→ **CHALLENGE 1**
Translate the sentence "It's clear that she knows exactly what she's doing." from the album review into Spanish.
→ **CHALLENGE 2**
Return the part of the album review starting with "Taylor Swift recently" and going on through "and writing techniques.", copied exactly.
→ **CHALLENGE 3**
Answer these questions using the album review:
(a) Which city did Swift move from before New York City?
(b) How many tracks does the album have?
(c) Who co-wrote "Welcome To New York" with Swift?

→ **TEXT SHOWN**
········

Taylor Swift recently moved from Nashville to New York City. She craved a change in scenery that would match her new outlook on life: an outlook devoid of famous ex-boyfriends and full of famous girl-friends, an outlook that required her to cut her hair and look effortlessly put-together at all times, an outlook that saw her finally make the switch from country to pop. And it’s an outlook that is not-so-subtly evident on her fifth album, 1989.


Taylor Swift

Big Machine

To be sure, Swift’s in-your-face approach to her newfound pop persona works tremendously well. Throughout 1989 we hear a Taylor Swift that is more confident, bold and self-aware than ever before. It’s clear that she knows exactly what she’s doing. Her welcoming embrace of pop freed her from the constraints imposed on her by the “country” label, she’s experimenting with new sounds, intonations and writing techniques.

The 13-track album begins with “Welcome To New York,” a love song co-written with Ryan Tedder that pays homage to, you guessed it, The Big Apple. If 1989 had been filled with 13 songs like this, it would have been an uninspired disappointment — the lyrics play on clichéd ideas of being young and independent in New York City and the production, though technically sound, presents nothing that new. But by predictably opening 1989, her first pop album, with a song about moving to New York, Swift feeds into our expectations only to immediately turn around and shut them down. “Took our broken hearts / Put them in a drawer,” she declares. And on the rest of 1989, though she opens that drawer a few times, she proves that her heart is anything but broken.

········

→ **INFORMATION SUPPLIED**
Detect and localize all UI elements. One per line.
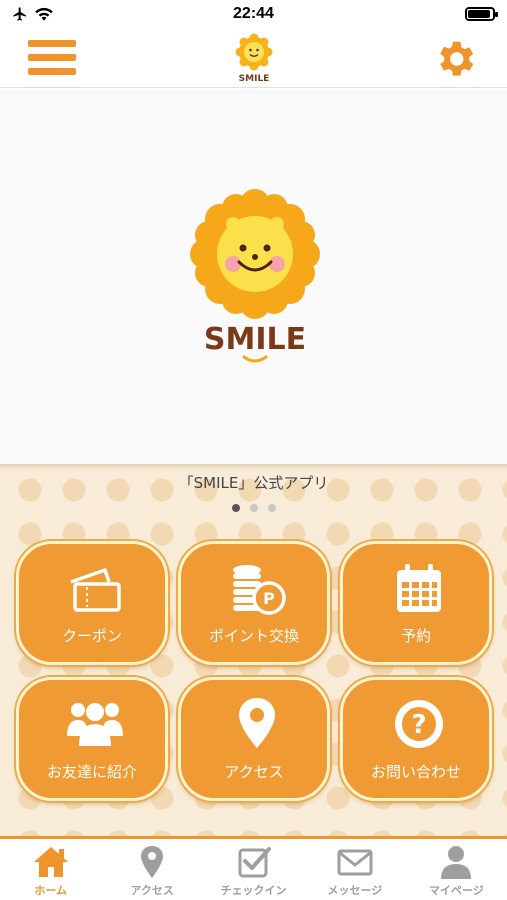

········

→ **COMPLETE RESPONSE 1**
Está claro que sabe exactamente lo que está haciendo.

→ **COMPLETE RESPONSE 2**
Taylor Swift recently moved from Nashville to New York City. She craved a change in scenery that would match her new outlook on life: an outlook devoid of famous ex-boyfriends and full of famous girl-friends, an outlook that required her to cut her hair and look effortlessly put-together at all times, an outlook that saw her finally make the switch from country to pop. And it’s an outlook that is not-so-subtly evident on her fifth album, 1989.


Taylor Swift

Big Machine

To be sure, Swift’s in-your-face approach to her newfound pop persona works tremendously well. Throughout 1989 we hear a Taylor Swift that is more confident, bold and self-aware than ever before. It’s clear that she knows exactly what she’s doing. Her welcoming embrace of pop freed her from the constraints imposed on her by the “country” label, she’s experimenting with new sounds, intonations and writing techniques.

→ **COMPLETE RESPONSE 3**
(a) Nashville
(b) 13
(c) Ryan Tedder